* _SET PROBLEM_:
Emit the entire listing verbatim.

* _Structured figure records_:
---

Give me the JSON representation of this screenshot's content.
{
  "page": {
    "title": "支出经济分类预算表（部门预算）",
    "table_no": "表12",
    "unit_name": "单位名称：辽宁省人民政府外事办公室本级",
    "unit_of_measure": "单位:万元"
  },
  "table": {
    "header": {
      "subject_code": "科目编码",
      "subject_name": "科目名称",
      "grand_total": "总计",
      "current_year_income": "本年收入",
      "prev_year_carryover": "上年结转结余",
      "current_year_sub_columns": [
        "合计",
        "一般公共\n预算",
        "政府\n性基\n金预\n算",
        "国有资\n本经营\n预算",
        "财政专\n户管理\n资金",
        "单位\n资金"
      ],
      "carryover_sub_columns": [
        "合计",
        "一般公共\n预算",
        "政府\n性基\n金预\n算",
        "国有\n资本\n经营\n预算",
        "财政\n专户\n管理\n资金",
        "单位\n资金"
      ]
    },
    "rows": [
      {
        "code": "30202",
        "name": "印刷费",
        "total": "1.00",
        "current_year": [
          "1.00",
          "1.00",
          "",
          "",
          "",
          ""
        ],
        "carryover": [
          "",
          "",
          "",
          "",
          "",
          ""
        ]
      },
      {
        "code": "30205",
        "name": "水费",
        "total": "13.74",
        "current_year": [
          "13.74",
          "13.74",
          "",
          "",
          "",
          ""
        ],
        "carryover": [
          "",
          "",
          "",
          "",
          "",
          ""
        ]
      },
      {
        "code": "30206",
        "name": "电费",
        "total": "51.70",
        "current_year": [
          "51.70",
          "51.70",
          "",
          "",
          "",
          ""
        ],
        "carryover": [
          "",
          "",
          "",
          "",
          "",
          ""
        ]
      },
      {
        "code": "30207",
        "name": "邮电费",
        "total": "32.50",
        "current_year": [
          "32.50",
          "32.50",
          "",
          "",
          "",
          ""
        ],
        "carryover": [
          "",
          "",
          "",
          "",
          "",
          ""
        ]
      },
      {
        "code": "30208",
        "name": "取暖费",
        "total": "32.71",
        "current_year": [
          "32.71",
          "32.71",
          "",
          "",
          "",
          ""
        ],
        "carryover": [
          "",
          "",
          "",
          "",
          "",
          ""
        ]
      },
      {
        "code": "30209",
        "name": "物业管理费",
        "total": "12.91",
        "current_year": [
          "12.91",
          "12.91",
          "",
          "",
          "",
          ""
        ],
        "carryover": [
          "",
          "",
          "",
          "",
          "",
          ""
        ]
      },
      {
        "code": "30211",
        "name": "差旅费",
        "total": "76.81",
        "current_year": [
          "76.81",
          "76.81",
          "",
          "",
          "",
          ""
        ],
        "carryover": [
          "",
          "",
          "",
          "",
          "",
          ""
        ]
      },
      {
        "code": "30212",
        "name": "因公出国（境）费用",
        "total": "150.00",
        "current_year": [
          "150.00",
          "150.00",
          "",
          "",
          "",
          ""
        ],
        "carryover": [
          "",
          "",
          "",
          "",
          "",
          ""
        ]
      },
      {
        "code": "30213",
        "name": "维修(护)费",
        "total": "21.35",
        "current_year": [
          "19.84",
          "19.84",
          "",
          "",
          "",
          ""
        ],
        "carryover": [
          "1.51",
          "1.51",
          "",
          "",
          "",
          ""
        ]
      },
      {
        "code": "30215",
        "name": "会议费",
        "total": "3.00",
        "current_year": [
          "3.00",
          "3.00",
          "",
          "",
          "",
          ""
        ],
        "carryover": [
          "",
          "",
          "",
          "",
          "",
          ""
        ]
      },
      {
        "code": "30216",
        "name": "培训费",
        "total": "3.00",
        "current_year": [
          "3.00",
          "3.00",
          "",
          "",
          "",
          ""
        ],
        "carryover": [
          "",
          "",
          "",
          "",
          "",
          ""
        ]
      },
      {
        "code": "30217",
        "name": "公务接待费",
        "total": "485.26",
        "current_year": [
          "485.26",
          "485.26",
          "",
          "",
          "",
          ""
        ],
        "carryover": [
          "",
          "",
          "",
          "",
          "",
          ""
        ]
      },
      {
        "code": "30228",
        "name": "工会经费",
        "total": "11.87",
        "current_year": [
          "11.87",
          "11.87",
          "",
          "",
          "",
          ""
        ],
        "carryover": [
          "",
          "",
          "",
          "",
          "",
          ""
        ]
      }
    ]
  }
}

---

* _THE OUTPUT_:
Give me the JSON representation of this screenshot's content.
{
  "page": {
    "title": "支出经济分类预算表（部门预算）",
    "table_no": "表12",
    "unit_name": "单位名称：辽宁省人民政府外事办公室本级",
    "unit_of_measure": "单位:万元"
  },
  "table": {
    "header": {
      "subject_code": "科目编码",
      "subject_name": "科目名称",
      "grand_total": "总计",
      "current_year_income": "本年收入",
      "prev_year_carryover": "上年结转结余",
      "current_year_sub_columns": [
        "合计",
        "一般公共\n预算",
        "政府\n性基\n金预\n算",
        "国有资\n本经营\n预算",
        "财政专\n户管理\n资金",
        "单位\n资金"
      ],
      "carryover_sub_columns": [
        "合计",
        "一般公共\n预算",
        "政府\n性基\n金预\n算",
        "国有\n资本\n经营\n预算",
        "财政\n专户\n管理\n资金",
        "单位\n资金"
      ]
    },
    "rows": [
      {
        "code": "30202",
        "name": "印刷费",
        "total": "1.00",
        "current_year": [
          "1.00",
          "1.00",
          "",
          "",
          "",
          ""
        ],
        "carryover": [
          "",
          "",
          "",
          "",
          "",
          ""
        ]
      },
      {
        "code": "30205",
        "name": "水费",
        "total": "13.74",
        "current_year": [
          "13.74",
          "13.74",
          "",
          "",
          "",
          ""
        ],
        "carryover": [
          "",
          "",
          "",
          "",
          "",
          ""
        ]
      },
      {
        "code": "30206",
        "name": "电费",
        "total": "51.70",
        "current_year": [
          "51.70",
          "51.70",
          "",
          "",
          "",
          ""
        ],
        "carryover": [
          "",
          "",
          "",
          "",
          "",
          ""
        ]
      },
      {
        "code": "30207",
        "name": "邮电费",
        "total": "32.50",
        "current_year": [
          "32.50",
          "32.50",
          "",
          "",
          "",
          ""
        ],
        "carryover": [
          "",
          "",
          "",
          "",
          "",
          ""
        ]
      },
      {
        "code": "30208",
        "name": "取暖费",
        "total": "32.71",
        "current_year": [
          "32.71",
          "32.71",
          "",
          "",
          "",
          ""
        ],
        "carryover": [
          "",
          "",
          "",
          "",
          "",
          ""
        ]
      },
      {
        "code": "30209",
        "name": "物业管理费",
        "total": "12.91",
        "current_year": [
          "12.91",
          "12.91",
          "",
          "",
          "",
          ""
        ],
        "carryover": [
          "",
          "",
          "",
          "",
          "",
          ""
        ]
      },
      {
        "code": "30211",
        "name": "差旅费",
        "total": "76.81",
        "current_year": [
          "76.81",
          "76.81",
          "",
          "",
          "",
          ""
        ],
        "carryover": [
          "",
          "",
          "",
          "",
          "",
          ""
        ]
      },
      {
        "code": "30212",
        "name": "因公出国（境）费用",
        "total": "150.00",
        "current_year": [
          "150.00",
          "150.00",
          "",
          "",
          "",
          ""
        ],
        "carryover": [
          "",
          "",
          "",
          "",
          "",
          ""
        ]
      },
      {
        "code": "30213",
        "name": "维修(护)费",
        "total": "21.35",
        "current_year": [
          "19.84",
          "19.84",
          "",
          "",
          "",
          ""
        ],
        "carryover": [
          "1.51",
          "1.51",
          "",
          "",
          "",
          ""
        ]
      },
      {
        "code": "30215",
        "name": "会议费",
        "total": "3.00",
        "current_year": [
          "3.00",
          "3.00",
          "",
          "",
          "",
          ""
        ],
        "carryover": [
          "",
          "",
          "",
          "",
          "",
          ""
        ]
      },
      {
        "code": "30216",
        "name": "培训费",
        "total": "3.00",
        "current_year": [
          "3.00",
          "3.00",
          "",
          "",
          "",
          ""
        ],
        "carryover": [
          "",
          "",
          "",
          "",
          "",
          ""
        ]
      },
      {
        "code": "30217",
        "name": "公务接待费",
        "total": "485.26",
        "current_year": [
          "485.26",
          "485.26",
          "",
          "",
          "",
          ""
        ],
        "carryover": [
          "",
          "",
          "",
          "",
          "",
          ""
        ]
      },
      {
        "code": "30228",
        "name": "工会经费",
        "total": "11.87",
        "current_year": [
          "11.87",
          "11.87",
          "",
          "",
          "",
          ""
        ],
        "carryover": [
          "",
          "",
          "",
          "",
          "",
          ""
        ]
      }
    ]
  }
}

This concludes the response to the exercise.